* begin Data in this exercise *

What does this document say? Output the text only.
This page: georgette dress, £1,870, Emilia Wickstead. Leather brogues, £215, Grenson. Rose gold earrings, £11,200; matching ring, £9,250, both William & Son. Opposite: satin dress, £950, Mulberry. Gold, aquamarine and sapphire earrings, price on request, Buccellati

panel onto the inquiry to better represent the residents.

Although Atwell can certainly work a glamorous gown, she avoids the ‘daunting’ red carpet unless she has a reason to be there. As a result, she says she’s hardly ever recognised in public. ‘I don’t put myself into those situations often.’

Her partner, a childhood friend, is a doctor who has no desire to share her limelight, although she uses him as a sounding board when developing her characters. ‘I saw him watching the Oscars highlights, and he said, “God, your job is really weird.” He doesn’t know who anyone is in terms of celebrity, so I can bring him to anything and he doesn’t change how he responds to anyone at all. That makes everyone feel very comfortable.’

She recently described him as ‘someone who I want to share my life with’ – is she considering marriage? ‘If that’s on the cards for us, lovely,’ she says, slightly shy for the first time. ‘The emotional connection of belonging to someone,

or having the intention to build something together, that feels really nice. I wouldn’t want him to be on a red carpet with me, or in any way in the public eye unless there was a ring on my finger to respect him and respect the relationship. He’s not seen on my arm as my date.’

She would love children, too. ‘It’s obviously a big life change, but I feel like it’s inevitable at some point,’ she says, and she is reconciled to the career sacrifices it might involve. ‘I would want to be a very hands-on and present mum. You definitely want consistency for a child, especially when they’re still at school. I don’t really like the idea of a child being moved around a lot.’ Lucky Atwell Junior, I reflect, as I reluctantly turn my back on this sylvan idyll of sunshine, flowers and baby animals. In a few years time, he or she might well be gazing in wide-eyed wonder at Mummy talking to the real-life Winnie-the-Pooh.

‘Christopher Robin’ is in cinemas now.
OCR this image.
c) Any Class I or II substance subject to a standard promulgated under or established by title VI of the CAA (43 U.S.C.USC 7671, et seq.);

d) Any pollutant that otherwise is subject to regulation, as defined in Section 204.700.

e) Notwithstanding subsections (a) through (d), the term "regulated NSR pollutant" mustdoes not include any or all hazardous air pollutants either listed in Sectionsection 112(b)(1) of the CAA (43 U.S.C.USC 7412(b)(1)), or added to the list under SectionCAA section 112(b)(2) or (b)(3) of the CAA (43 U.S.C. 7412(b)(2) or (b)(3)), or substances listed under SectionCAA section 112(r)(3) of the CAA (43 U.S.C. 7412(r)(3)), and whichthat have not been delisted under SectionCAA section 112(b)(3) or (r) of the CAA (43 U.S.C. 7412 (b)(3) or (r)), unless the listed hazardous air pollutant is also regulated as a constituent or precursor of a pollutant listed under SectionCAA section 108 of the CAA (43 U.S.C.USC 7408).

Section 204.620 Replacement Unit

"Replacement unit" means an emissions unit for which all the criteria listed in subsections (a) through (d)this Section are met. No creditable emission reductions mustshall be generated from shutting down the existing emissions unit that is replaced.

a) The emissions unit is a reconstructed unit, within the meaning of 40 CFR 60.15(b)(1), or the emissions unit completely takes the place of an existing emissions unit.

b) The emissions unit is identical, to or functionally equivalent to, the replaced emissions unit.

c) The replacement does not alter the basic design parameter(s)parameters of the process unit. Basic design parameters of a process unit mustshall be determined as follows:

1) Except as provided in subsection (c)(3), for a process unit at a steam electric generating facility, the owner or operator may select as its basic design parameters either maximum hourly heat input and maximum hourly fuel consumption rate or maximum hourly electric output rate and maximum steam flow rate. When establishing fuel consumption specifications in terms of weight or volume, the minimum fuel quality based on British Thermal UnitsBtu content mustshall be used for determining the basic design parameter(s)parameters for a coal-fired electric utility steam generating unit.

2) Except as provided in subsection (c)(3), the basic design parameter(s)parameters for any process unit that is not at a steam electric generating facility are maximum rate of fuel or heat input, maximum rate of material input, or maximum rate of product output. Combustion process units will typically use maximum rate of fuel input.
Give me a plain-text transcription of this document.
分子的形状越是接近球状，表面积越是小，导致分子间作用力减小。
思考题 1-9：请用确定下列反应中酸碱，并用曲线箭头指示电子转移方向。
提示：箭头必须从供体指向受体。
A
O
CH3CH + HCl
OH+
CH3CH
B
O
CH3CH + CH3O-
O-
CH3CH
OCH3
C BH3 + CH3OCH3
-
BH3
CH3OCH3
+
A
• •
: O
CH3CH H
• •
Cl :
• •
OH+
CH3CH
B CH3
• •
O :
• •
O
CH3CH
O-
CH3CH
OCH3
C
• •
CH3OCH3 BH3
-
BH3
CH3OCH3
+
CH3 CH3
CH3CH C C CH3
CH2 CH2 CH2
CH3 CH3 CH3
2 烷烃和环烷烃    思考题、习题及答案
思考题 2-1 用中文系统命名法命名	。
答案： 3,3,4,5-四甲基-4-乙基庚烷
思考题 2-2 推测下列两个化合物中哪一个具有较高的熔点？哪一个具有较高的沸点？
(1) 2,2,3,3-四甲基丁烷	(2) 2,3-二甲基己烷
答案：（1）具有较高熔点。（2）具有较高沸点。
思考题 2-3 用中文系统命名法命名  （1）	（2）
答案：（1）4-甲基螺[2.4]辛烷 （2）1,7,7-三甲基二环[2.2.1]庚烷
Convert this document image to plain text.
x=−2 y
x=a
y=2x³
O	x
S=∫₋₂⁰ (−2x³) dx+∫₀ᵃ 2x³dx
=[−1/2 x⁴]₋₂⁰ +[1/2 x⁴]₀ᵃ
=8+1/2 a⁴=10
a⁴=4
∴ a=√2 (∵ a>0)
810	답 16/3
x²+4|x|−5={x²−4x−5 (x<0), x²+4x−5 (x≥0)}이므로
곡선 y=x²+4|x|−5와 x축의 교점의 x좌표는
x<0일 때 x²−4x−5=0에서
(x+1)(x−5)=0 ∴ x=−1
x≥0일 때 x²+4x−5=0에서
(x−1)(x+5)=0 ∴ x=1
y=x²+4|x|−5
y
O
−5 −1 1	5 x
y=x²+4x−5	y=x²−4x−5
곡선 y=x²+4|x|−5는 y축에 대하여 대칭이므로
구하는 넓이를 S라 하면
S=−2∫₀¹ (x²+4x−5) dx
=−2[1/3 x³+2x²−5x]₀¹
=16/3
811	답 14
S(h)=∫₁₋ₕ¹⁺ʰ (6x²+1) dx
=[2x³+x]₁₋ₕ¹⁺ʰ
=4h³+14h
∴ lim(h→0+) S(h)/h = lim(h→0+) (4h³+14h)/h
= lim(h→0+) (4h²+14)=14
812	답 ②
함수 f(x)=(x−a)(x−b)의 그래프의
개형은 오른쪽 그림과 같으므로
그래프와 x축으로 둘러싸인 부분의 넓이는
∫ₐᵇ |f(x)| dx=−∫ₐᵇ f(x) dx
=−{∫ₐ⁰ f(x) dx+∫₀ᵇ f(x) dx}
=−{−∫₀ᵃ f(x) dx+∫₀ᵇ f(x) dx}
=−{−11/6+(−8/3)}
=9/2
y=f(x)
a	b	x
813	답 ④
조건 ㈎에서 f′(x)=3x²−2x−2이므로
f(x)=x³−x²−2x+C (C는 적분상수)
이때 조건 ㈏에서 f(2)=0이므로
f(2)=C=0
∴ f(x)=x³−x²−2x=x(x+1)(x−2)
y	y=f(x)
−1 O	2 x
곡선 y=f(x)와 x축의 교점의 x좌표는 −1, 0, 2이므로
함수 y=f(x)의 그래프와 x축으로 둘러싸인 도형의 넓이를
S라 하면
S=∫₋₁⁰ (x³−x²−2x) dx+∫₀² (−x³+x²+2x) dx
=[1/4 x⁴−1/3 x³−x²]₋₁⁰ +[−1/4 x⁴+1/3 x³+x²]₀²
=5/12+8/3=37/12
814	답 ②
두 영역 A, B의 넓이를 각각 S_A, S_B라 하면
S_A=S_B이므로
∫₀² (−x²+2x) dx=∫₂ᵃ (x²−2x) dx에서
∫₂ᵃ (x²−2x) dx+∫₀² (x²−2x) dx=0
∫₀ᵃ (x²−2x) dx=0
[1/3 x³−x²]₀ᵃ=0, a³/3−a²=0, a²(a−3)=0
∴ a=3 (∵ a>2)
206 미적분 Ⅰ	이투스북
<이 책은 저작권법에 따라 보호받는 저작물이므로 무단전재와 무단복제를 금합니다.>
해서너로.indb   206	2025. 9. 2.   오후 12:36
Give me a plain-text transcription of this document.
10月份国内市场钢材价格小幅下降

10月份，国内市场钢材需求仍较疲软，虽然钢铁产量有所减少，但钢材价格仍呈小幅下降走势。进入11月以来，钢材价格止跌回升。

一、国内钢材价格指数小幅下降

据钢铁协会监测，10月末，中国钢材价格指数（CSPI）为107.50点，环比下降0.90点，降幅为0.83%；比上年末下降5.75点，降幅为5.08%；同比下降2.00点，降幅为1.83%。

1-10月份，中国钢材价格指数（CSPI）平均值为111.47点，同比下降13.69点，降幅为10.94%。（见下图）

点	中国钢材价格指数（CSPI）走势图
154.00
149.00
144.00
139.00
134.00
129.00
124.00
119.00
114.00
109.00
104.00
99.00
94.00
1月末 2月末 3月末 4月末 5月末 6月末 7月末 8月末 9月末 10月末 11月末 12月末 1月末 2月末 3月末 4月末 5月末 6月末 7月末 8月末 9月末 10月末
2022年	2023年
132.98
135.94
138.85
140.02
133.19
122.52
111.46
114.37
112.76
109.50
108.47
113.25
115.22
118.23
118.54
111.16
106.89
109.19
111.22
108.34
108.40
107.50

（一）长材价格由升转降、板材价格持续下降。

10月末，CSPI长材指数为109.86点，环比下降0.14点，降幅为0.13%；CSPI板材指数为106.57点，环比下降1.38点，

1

* end Data in this exercise *

§ **Exercise**: Check each line above for the string "x축으로", then copy the ones that have it.

§ **Solution for this task**:
그래프와 x축으로 둘러싸인 부분의 넓이는
함수 y=f(x)의 그래프와 x축으로 둘러싸인 도형의 넓이를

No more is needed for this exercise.